Track down the lines that contain "Cerebellum" and copy them.
++++ Information supplied ++++
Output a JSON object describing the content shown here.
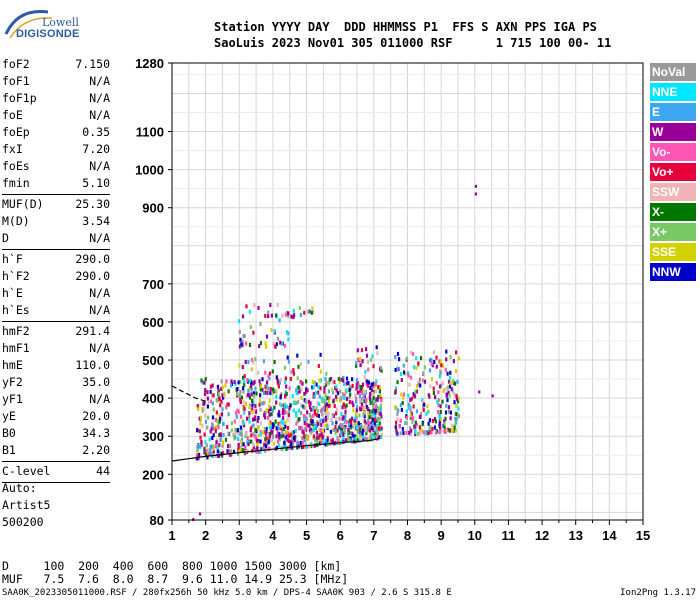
{
  "logo": {
    "line1": "Lowell",
    "line2": "DIGISONDE"
  },
  "header": {
    "row1": "Station YYYY DAY  DDD HHMMSS P1  FFS S AXN PPS IGA PS",
    "row2": "SaoLuis 2023 Nov01 305 011000 RSF      1 715 100 00- 11"
  },
  "params": [
    [
      {
        "k": "foF2",
        "v": "7.150"
      },
      {
        "k": "foF1",
        "v": "N/A"
      },
      {
        "k": "foF1p",
        "v": "N/A"
      },
      {
        "k": "foE",
        "v": "N/A"
      },
      {
        "k": "foEp",
        "v": "0.35"
      },
      {
        "k": "fxI",
        "v": "7.20"
      },
      {
        "k": "foEs",
        "v": "N/A"
      },
      {
        "k": "fmin",
        "v": "5.10"
      }
    ],
    [
      {
        "k": "MUF(D)",
        "v": "25.30"
      },
      {
        "k": "M(D)",
        "v": "3.54"
      },
      {
        "k": "D",
        "v": "N/A"
      }
    ],
    [
      {
        "k": "h`F",
        "v": "290.0"
      },
      {
        "k": "h`F2",
        "v": "290.0"
      },
      {
        "k": "h`E",
        "v": "N/A"
      },
      {
        "k": "h`Es",
        "v": "N/A"
      }
    ],
    [
      {
        "k": "hmF2",
        "v": "291.4"
      },
      {
        "k": "hmF1",
        "v": "N/A"
      },
      {
        "k": "hmE",
        "v": "110.0"
      },
      {
        "k": "yF2",
        "v": "35.0"
      },
      {
        "k": "yF1",
        "v": "N/A"
      },
      {
        "k": "yE",
        "v": "20.0"
      },
      {
        "k": "B0",
        "v": "34.3"
      },
      {
        "k": "B1",
        "v": "2.20"
      }
    ],
    [
      {
        "k": "C-level",
        "v": "44"
      }
    ]
  ],
  "auto": {
    "line1": "Auto:",
    "line2": "Artist5",
    "line3": "500200"
  },
  "legend": [
    {
      "label": "NoVal",
      "color": "#9a9a9a"
    },
    {
      "label": "NNE",
      "color": "#00e6ff"
    },
    {
      "label": "E",
      "color": "#3ca6f0"
    },
    {
      "label": "W",
      "color": "#9a009a"
    },
    {
      "label": "Vo-",
      "color": "#ff55b4"
    },
    {
      "label": "Vo+",
      "color": "#e6003c"
    },
    {
      "label": "SSW",
      "color": "#f0b4b4"
    },
    {
      "label": "X-",
      "color": "#007800"
    },
    {
      "label": "X+",
      "color": "#78c864"
    },
    {
      "label": "SSE",
      "color": "#d2d200"
    },
    {
      "label": "NNW",
      "color": "#0000c8"
    }
  ],
  "bottom": {
    "d_row": "D     100  200  400  600  800 1000 1500 3000 [km]",
    "muf_row": "MUF   7.5  7.6  8.0  8.7  9.6 11.0 14.9 25.3 [MHz]"
  },
  "footer": {
    "left": "SAA0K_2023305011000.RSF / 280fx256h 50 kHz 5.0 km / DPS-4 SAA0K 903 / 2.6 S 315.8 E",
    "right": "Ion2Png 1.3.17"
  },
  "chart_data": {
    "type": "scatter",
    "title": "",
    "xlabel": "",
    "ylabel": "",
    "xlim": [
      1,
      15
    ],
    "ylim": [
      80,
      1280
    ],
    "x_ticks": [
      "1",
      "2",
      "3",
      "4",
      "5",
      "6",
      "7",
      "8",
      "9",
      "10",
      "11",
      "12",
      "13",
      "14",
      "15"
    ],
    "y_ticks": [
      {
        "v": 80,
        "label": "80"
      },
      {
        "v": 200,
        "label": "200"
      },
      {
        "v": 300,
        "label": "300"
      },
      {
        "v": 400,
        "label": "400"
      },
      {
        "v": 500,
        "label": "500"
      },
      {
        "v": 600,
        "label": "600"
      },
      {
        "v": 700,
        "label": "700"
      },
      {
        "v": 900,
        "label": "900"
      },
      {
        "v": 1000,
        "label": "1000"
      },
      {
        "v": 1100,
        "label": "1100"
      },
      {
        "v": 1280,
        "label": "1280"
      }
    ],
    "grid_y": [
      80,
      100,
      200,
      300,
      400,
      500,
      600,
      700,
      800,
      900,
      1000,
      1100,
      1200,
      1280
    ],
    "grid": true,
    "profile_solid": [
      [
        1,
        235
      ],
      [
        1.5,
        241
      ],
      [
        2,
        247
      ],
      [
        3,
        257
      ],
      [
        4,
        266
      ],
      [
        5,
        275
      ],
      [
        6,
        283
      ],
      [
        6.8,
        288
      ],
      [
        7.15,
        293
      ],
      [
        7.15,
        300
      ]
    ],
    "profile_dashed": [
      [
        1,
        432
      ],
      [
        1.3,
        418
      ],
      [
        1.7,
        400
      ],
      [
        2.1,
        389
      ]
    ],
    "echo_regions": [
      {
        "x": [
          1.7,
          7.2
        ],
        "y": [
          230,
          460
        ],
        "density": 1.0
      },
      {
        "x": [
          2.9,
          5.7
        ],
        "y": [
          300,
          520
        ],
        "density": 0.35
      },
      {
        "x": [
          2.8,
          4.5
        ],
        "y": [
          540,
          610
        ],
        "density": 0.4
      },
      {
        "x": [
          2.9,
          5.2
        ],
        "y": [
          618,
          650
        ],
        "density": 0.55
      },
      {
        "x": [
          6.4,
          7.2
        ],
        "y": [
          320,
          540
        ],
        "density": 0.9
      },
      {
        "x": [
          7.6,
          9.5
        ],
        "y": [
          310,
          530
        ],
        "density": 0.85
      }
    ],
    "echo_colors": [
      "#9a009a",
      "#0000c8",
      "#e6003c",
      "#ff55b4",
      "#3ca6f0",
      "#00e6ff",
      "#78c864",
      "#007800",
      "#d2d200",
      "#f0b4b4",
      "#9a9a9a"
    ],
    "isolated_points": [
      [
        1.6,
        85
      ],
      [
        1.8,
        100
      ],
      [
        10.0,
        940
      ],
      [
        10.0,
        960
      ],
      [
        10.5,
        410
      ],
      [
        10.1,
        420
      ]
    ]
  }
}
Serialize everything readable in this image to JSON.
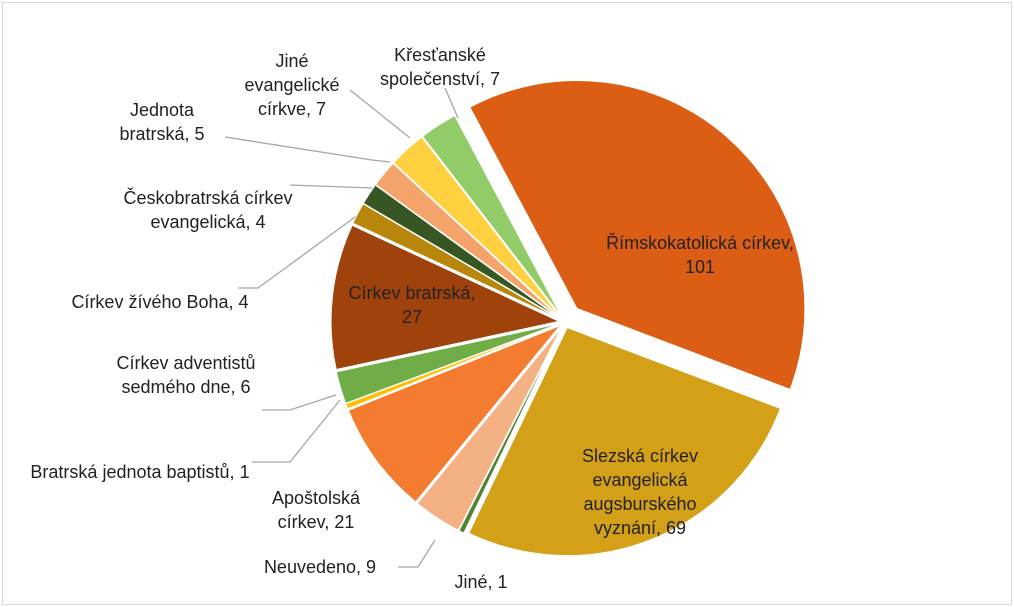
{
  "chart_data": {
    "type": "pie",
    "categories": [
      "Římskokatolická církev",
      "Slezská církev evangelická augsburského vyznání",
      "Jiné",
      "Neuvedeno",
      "Apoštolská církev",
      "Bratrská jednota baptistů",
      "Církev adventistů sedmého dne",
      "Církev bratrská",
      "Církev žívého Boha",
      "Českobratrská církev evangelická",
      "Jednota bratrská",
      "Jiné evangelické církve",
      "Křesťanské společenství"
    ],
    "values": [
      101,
      69,
      1,
      9,
      21,
      1,
      6,
      27,
      4,
      4,
      5,
      7,
      7
    ],
    "colors": [
      "#dc5d14",
      "#d4a017",
      "#548235",
      "#f4b183",
      "#f47c30",
      "#ffc000",
      "#70ad47",
      "#a0420c",
      "#b8860b",
      "#375623",
      "#f4a46a",
      "#ffd040",
      "#92cc68"
    ],
    "label_separator": ", "
  }
}
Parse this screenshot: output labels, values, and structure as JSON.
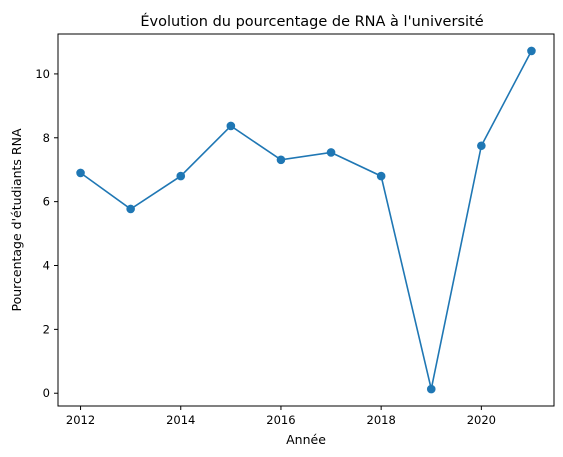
{
  "chart_data": {
    "type": "line",
    "title": "Évolution du pourcentage de RNA à l'université",
    "xlabel": "Année",
    "ylabel": "Pourcentage d'étudiants RNA",
    "x": [
      2012,
      2013,
      2014,
      2015,
      2016,
      2017,
      2018,
      2019,
      2020,
      2021
    ],
    "series": [
      {
        "values": [
          6.9,
          5.77,
          6.8,
          8.37,
          7.31,
          7.54,
          6.8,
          0.13,
          7.75,
          10.72
        ],
        "color": "#1f77b4",
        "marker": "circle"
      }
    ],
    "xlim": [
      2011.55,
      2021.45
    ],
    "ylim": [
      -0.4,
      11.25
    ],
    "xticks": [
      "2012",
      "2014",
      "2016",
      "2018",
      "2020"
    ],
    "yticks": [
      "0",
      "2",
      "4",
      "6",
      "8",
      "10"
    ],
    "grid": false,
    "legend": "none"
  }
}
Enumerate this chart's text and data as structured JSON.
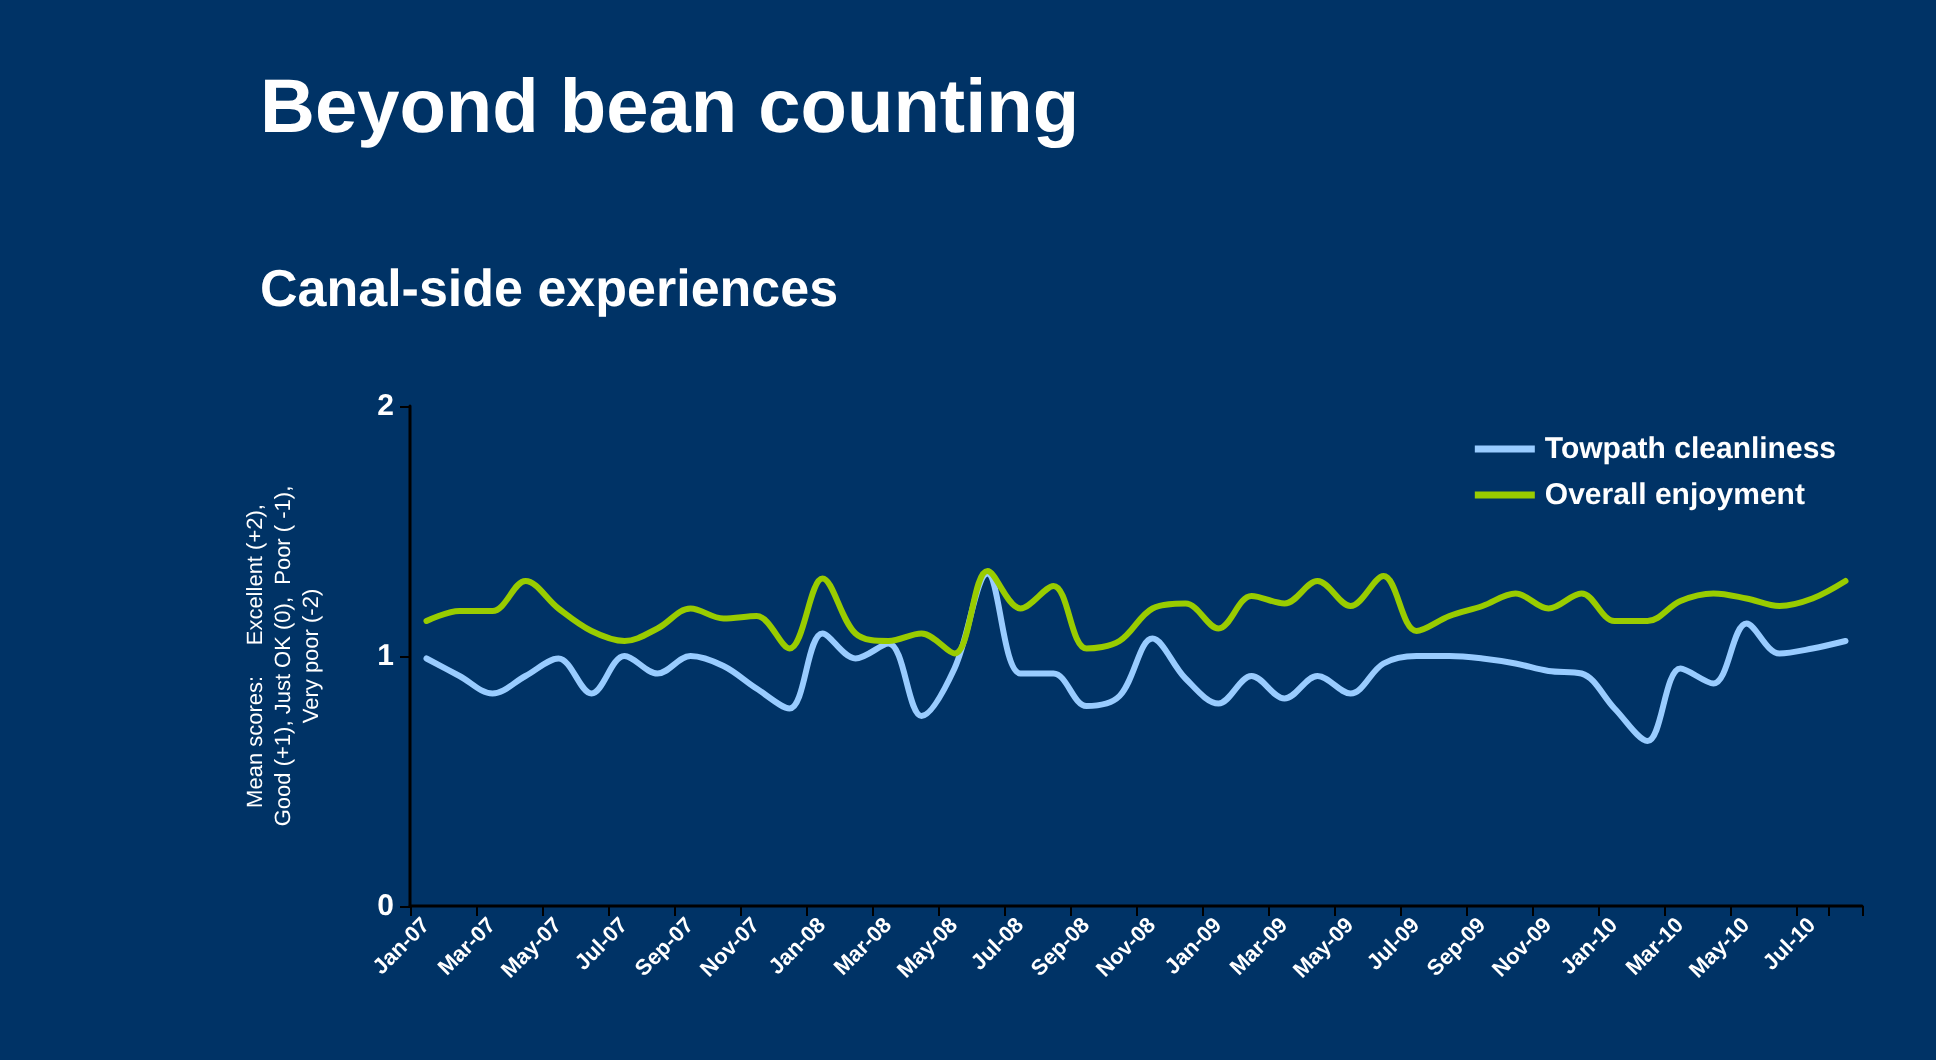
{
  "chart_data": {
    "type": "line",
    "title": "Beyond bean counting",
    "subtitle": "Canal-side experiences",
    "ylabel": "Mean scores:     Excellent (+2),\nGood (+1), Just OK (0),  Poor ( -1),\nVery poor (-2)",
    "categories": [
      "Jan-07",
      null,
      "Mar-07",
      null,
      "May-07",
      null,
      "Jul-07",
      null,
      "Sep-07",
      null,
      "Nov-07",
      null,
      "Jan-08",
      null,
      "Mar-08",
      null,
      "May-08",
      null,
      "Jul-08",
      null,
      "Sep-08",
      null,
      "Nov-08",
      null,
      "Jan-09",
      null,
      "Mar-09",
      null,
      "May-09",
      null,
      "Jul-09",
      null,
      "Sep-09",
      null,
      "Nov-09",
      null,
      "Jan-10",
      null,
      "Mar-10",
      null,
      "May-10",
      null,
      "Jul-10",
      null
    ],
    "series": [
      {
        "name": "Towpath cleanliness",
        "color": "#99ccff",
        "values": [
          0.99,
          0.92,
          0.85,
          0.92,
          0.99,
          0.85,
          1.0,
          0.93,
          1.0,
          0.96,
          0.87,
          0.79,
          1.09,
          0.99,
          1.05,
          0.76,
          0.95,
          1.33,
          0.93,
          0.93,
          0.8,
          0.84,
          1.07,
          0.91,
          0.81,
          0.92,
          0.83,
          0.92,
          0.85,
          0.97,
          1.0,
          1.0,
          0.99,
          0.97,
          0.94,
          0.93,
          0.79,
          0.66,
          0.95,
          0.89,
          1.13,
          1.01,
          1.03,
          1.06
        ]
      },
      {
        "name": "Overall enjoyment",
        "color": "#99cc00",
        "values": [
          1.14,
          1.18,
          1.18,
          1.3,
          1.19,
          1.1,
          1.06,
          1.11,
          1.19,
          1.15,
          1.16,
          1.03,
          1.31,
          1.09,
          1.06,
          1.09,
          1.01,
          1.34,
          1.19,
          1.28,
          1.03,
          1.06,
          1.19,
          1.21,
          1.11,
          1.24,
          1.21,
          1.3,
          1.2,
          1.32,
          1.1,
          1.16,
          1.2,
          1.25,
          1.19,
          1.25,
          1.14,
          1.14,
          1.22,
          1.25,
          1.23,
          1.2,
          1.23,
          1.3
        ]
      }
    ],
    "ylim": [
      0,
      2
    ],
    "yticks": [
      0,
      1,
      2
    ],
    "grid": false,
    "legend": "top right",
    "marker": "none",
    "line_style": "solid"
  }
}
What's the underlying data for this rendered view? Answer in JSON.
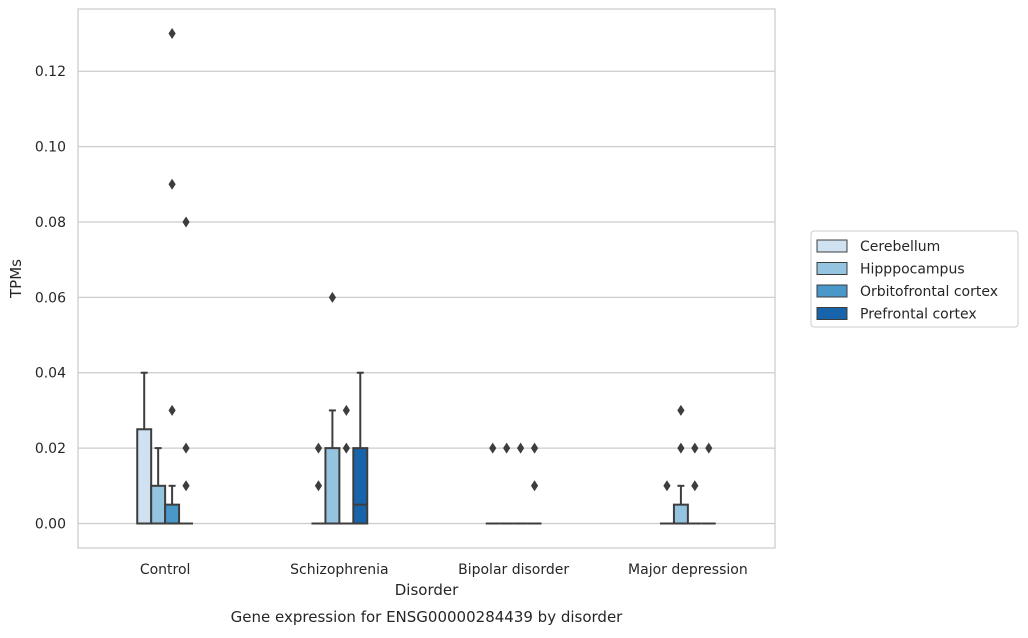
{
  "colors": {
    "Cerebellum": "#d0e1f2",
    "Hipppocampus": "#94c4df",
    "Orbitofrontal cortex": "#4a98c9",
    "Prefrontal cortex": "#1764ab",
    "grid": "#cccccc",
    "box_edge": "#3d3d3d"
  },
  "chart_data": {
    "type": "box",
    "xlabel": "Disorder",
    "ylabel": "TPMs",
    "caption": "Gene expression for ENSG00000284439 by disorder",
    "categories": [
      "Control",
      "Schizophrenia",
      "Bipolar disorder",
      "Major depression"
    ],
    "ylim": [
      -0.0065,
      0.1365
    ],
    "yticks": [
      0.0,
      0.02,
      0.04,
      0.06,
      0.08,
      0.1,
      0.12
    ],
    "ytick_labels": [
      "0.00",
      "0.02",
      "0.04",
      "0.06",
      "0.08",
      "0.10",
      "0.12"
    ],
    "grid": "horizontal",
    "legend_position": "right",
    "series": [
      {
        "name": "Cerebellum",
        "boxes": [
          {
            "q1": 0.0,
            "median": 0.0,
            "q3": 0.025,
            "whislo": 0.0,
            "whishi": 0.04,
            "fliers": []
          },
          {
            "q1": 0.0,
            "median": 0.0,
            "q3": 0.0,
            "whislo": 0.0,
            "whishi": 0.0,
            "fliers": [
              0.01,
              0.02
            ]
          },
          {
            "q1": 0.0,
            "median": 0.0,
            "q3": 0.0,
            "whislo": 0.0,
            "whishi": 0.0,
            "fliers": [
              0.02
            ]
          },
          {
            "q1": 0.0,
            "median": 0.0,
            "q3": 0.0,
            "whislo": 0.0,
            "whishi": 0.0,
            "fliers": [
              0.01
            ]
          }
        ]
      },
      {
        "name": "Hipppocampus",
        "boxes": [
          {
            "q1": 0.0,
            "median": 0.0,
            "q3": 0.01,
            "whislo": 0.0,
            "whishi": 0.02,
            "fliers": []
          },
          {
            "q1": 0.0,
            "median": 0.0,
            "q3": 0.02,
            "whislo": 0.0,
            "whishi": 0.03,
            "fliers": [
              0.06
            ]
          },
          {
            "q1": 0.0,
            "median": 0.0,
            "q3": 0.0,
            "whislo": 0.0,
            "whishi": 0.0,
            "fliers": [
              0.02
            ]
          },
          {
            "q1": 0.0,
            "median": 0.0,
            "q3": 0.005,
            "whislo": 0.0,
            "whishi": 0.01,
            "fliers": [
              0.02,
              0.03
            ]
          }
        ]
      },
      {
        "name": "Orbitofrontal cortex",
        "boxes": [
          {
            "q1": 0.0,
            "median": 0.0,
            "q3": 0.005,
            "whislo": 0.0,
            "whishi": 0.01,
            "fliers": [
              0.03,
              0.09,
              0.13
            ]
          },
          {
            "q1": 0.0,
            "median": 0.0,
            "q3": 0.0,
            "whislo": 0.0,
            "whishi": 0.0,
            "fliers": [
              0.02,
              0.03
            ]
          },
          {
            "q1": 0.0,
            "median": 0.0,
            "q3": 0.0,
            "whislo": 0.0,
            "whishi": 0.0,
            "fliers": [
              0.02
            ]
          },
          {
            "q1": 0.0,
            "median": 0.0,
            "q3": 0.0,
            "whislo": 0.0,
            "whishi": 0.0,
            "fliers": [
              0.01,
              0.02
            ]
          }
        ]
      },
      {
        "name": "Prefrontal cortex",
        "boxes": [
          {
            "q1": 0.0,
            "median": 0.0,
            "q3": 0.0,
            "whislo": 0.0,
            "whishi": 0.0,
            "fliers": [
              0.01,
              0.02,
              0.08
            ]
          },
          {
            "q1": 0.0,
            "median": 0.005,
            "q3": 0.02,
            "whislo": 0.0,
            "whishi": 0.04,
            "fliers": []
          },
          {
            "q1": 0.0,
            "median": 0.0,
            "q3": 0.0,
            "whislo": 0.0,
            "whishi": 0.0,
            "fliers": [
              0.01,
              0.02
            ]
          },
          {
            "q1": 0.0,
            "median": 0.0,
            "q3": 0.0,
            "whislo": 0.0,
            "whishi": 0.0,
            "fliers": [
              0.02
            ]
          }
        ]
      }
    ]
  }
}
++++
Final answer:
    "Cerebellum": "#d0e1f2",
        "name": "Cerebellum",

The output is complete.